> **Complete the following**:
**a)** According to the Belk article, on what date did the parties reach a settlement in principle at mediation?
**b)** Please print the stretch of the Belk article from "- Parties seeking" through "July 6, 2020)".
----- Supplied passage -----
As the pandemic continues to take its financial toll on businesses across the country, courts continue to consider the impact of the pandemic on parties’ contractual obligations under doctrines like force majeure, impossibility of performance and frustration of purpose. For example, one federal bankruptcy court held in June that a commercial tenant was entitled to a rent reduction under its force majeure clause due to a local “stay at home” order that impacted the operation of the tenant’s business. (Read our client alert here.) More recently, in Belk v. Le Chaperon Rouge Co., the U.S. District Court for the Northern District of Ohio held that the pandemic did not excuse a party to a settlement agreement that was reached in March 2020 from its payment obligation under the doctrine of impossibility.
Key Takeaways:
- Parties may have difficulty avoiding performance under agreements that were reached in mid-March 2020 (and later) on the basis that COVID-19 renders performance impossible, because the financial impact of the pandemic may have been reasonably foreseeable as of that time. It remains to be seen whether courts will regard the financial impact of COVID-19 as being reasonably foreseeable before the World Health Organization declared a global pandemic and U.S. states commenced measures to curb the virus’ spread.
- Parties seeking to avoid a contractual payment obligation on the basis of impossibility may be held to a strict standard in demonstrating that the pandemic rendered them financially unable to perform.
Belk v. Le Chaperon Rouge Co., 2020 U.S. Dist. LEXIS 117985 (N.D. Ohio July 6, 2020)
The plaintiffs in Belk filed a putative class action against the owner and operator of child care facilities in Northern Ohio alleging violations of the overtime provisions of the Fair Labor Standards Act. The parties reached a settlement in principle at a court-administered mediation on March 12, 2020, involving, among other things, a $200,000 payment to plaintiffs within 40 days of court approval.
Just one day prior to the mediation, on March 11, the World Health Organization had declared a worldwide pandemic. On March 12, the same day as the mediation, Ohio Gov. Mike DeWine took a variety of steps to curb the spread of COVID-19 within the state, including ordering kindergarten through 12th-grade schools in Ohio to close for several weeks and authorizing emergency changes in child day care rules.
Following these events, the defendants refused to execute the settlement agreement, “citing financial constraints imposed by the pandemic and Executive Orders issued by the State of Ohio.” On April 11, the plaintiffs moved to enforce the agreement. In response, the defendants argued that the agreement, which lacked a force majeure clause, was unenforceable due to the doctrine of impossibility of performance.
The court rejected defendants’ argument and granted plaintiffs’ motion. As the court noted, the doctrine of impossibility under Ohio law requires an unforeseen event arising after the contract is entered into which renders a party’s performance “impossible” and not merely “difficult, dangerous, or burdensome.” Here, the court was “not convinced that the financial difficulties posed by COVID-19 ‘could not have been reasonably foreseen’ when the parties reached a settlement on March 12, 2020.” It added: “[E]ven assuming the financial impact of COVID-19 was not reasonably foreseeable on March 12, 2020, . . . Defendants have failed to carry their burden of demonstrating that it is impossible for [the individual defendant] to fund the settlement payment.” As to this point, the court found it noteworthy that the individual defendant indicated in a sworn declaration that she possessed substantial assets, including several homes that generated rental income, and that other tenants in one of the child care center buildings paid rent to her personally or to a third-party entity that she solely owned.
----- Entries shown -----
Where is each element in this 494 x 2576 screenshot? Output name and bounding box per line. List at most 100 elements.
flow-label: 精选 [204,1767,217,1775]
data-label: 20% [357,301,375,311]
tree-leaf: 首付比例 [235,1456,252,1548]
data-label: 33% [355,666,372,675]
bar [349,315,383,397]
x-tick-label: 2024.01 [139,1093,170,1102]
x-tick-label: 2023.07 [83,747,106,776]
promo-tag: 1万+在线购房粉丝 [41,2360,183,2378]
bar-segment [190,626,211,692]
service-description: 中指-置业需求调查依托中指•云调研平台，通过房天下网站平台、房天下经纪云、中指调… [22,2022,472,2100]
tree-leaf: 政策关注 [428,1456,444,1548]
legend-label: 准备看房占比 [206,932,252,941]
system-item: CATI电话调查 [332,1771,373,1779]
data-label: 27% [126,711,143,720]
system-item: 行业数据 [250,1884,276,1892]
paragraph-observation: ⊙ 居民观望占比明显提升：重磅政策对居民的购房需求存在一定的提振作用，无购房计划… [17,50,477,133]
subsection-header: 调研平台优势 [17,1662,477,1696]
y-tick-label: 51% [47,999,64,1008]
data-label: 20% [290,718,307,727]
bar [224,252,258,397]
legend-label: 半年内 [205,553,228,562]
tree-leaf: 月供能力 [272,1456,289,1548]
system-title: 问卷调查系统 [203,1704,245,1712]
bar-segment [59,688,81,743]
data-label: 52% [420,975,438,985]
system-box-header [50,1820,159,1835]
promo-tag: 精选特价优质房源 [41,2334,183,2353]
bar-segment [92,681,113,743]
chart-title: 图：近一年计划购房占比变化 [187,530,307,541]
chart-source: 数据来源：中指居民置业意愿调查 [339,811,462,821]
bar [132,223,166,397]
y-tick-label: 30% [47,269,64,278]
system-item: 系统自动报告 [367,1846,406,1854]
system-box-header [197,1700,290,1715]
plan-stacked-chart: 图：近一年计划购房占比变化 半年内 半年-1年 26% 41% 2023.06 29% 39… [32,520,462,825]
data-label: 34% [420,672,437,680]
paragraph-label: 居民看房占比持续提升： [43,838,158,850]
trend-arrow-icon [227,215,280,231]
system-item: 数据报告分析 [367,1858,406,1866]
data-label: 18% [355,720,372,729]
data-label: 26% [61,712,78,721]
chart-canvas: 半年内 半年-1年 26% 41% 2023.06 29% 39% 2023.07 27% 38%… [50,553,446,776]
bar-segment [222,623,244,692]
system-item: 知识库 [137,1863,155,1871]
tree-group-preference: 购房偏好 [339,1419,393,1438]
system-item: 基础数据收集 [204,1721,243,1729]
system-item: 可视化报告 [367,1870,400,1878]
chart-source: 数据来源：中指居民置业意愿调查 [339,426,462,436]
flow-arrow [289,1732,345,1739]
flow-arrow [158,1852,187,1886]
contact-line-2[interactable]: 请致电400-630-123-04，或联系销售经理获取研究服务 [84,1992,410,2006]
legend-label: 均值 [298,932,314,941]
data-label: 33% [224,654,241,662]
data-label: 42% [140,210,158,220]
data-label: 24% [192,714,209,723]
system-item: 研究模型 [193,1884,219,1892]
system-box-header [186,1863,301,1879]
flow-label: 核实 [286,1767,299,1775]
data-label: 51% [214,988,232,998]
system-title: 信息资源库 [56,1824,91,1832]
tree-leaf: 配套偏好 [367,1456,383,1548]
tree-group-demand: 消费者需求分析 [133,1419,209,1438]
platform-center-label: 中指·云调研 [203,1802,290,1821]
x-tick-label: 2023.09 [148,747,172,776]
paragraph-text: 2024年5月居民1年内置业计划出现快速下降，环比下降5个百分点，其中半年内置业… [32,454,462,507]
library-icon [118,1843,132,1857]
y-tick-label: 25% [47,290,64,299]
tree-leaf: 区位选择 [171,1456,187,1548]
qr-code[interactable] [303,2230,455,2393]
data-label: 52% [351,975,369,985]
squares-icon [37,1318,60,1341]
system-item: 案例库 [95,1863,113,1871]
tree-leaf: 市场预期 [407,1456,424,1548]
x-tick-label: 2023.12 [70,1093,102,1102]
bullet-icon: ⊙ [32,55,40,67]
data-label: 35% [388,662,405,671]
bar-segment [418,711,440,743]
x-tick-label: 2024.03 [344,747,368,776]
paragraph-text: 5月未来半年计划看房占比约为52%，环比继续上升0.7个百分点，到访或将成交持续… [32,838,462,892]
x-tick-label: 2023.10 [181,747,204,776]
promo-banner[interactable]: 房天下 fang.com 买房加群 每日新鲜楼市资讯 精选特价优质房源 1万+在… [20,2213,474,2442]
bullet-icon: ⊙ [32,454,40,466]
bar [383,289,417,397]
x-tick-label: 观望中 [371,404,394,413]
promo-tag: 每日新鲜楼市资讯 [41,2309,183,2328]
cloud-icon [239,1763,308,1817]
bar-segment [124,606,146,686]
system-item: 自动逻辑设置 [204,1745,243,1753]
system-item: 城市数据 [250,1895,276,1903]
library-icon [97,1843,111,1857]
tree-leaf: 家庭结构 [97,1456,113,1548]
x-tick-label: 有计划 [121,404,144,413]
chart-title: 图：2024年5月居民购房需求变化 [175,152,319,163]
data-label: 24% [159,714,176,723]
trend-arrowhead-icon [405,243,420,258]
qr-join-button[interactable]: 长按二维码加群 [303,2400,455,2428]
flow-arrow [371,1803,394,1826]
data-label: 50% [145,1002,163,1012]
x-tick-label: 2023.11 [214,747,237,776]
-----
> **Task results**:
**a)** March 12, 2020.

**b)**
- Parties seeking to avoid a contractual payment obligation on the basis of impossibility may be held to a strict standard in demonstrating that the pandemic rendered them financially unable to perform.
Belk v. Le Chaperon Rouge Co., 2020 U.S. Dist. LEXIS 117985 (N.D. Ohio July 6, 2020)